=== Records ===
◇ ◇ ◇ ◇ ◇
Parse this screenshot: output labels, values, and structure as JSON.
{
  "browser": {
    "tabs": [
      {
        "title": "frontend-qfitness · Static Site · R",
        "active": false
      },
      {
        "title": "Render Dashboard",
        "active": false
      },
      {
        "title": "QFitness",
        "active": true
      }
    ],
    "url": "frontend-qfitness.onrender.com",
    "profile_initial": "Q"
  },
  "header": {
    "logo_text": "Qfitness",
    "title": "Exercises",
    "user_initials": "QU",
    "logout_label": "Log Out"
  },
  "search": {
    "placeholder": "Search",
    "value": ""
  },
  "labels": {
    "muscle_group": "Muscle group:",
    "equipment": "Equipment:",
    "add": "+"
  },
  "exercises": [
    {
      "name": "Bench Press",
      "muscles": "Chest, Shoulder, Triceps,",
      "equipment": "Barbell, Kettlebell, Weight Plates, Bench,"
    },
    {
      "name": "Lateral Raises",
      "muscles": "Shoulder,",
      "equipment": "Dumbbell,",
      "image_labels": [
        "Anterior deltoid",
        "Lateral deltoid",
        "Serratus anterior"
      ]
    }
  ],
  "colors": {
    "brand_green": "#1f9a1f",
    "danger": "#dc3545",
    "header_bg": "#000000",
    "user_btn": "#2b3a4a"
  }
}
◇ ◇ ◇ ◇ ◇
=== Objective ===
Within the data above, pick out all lines holding the word "muscles".

=== Output ===
      "muscles": "Chest, Shoulder, Triceps,",
      "muscles": "Shoulder,",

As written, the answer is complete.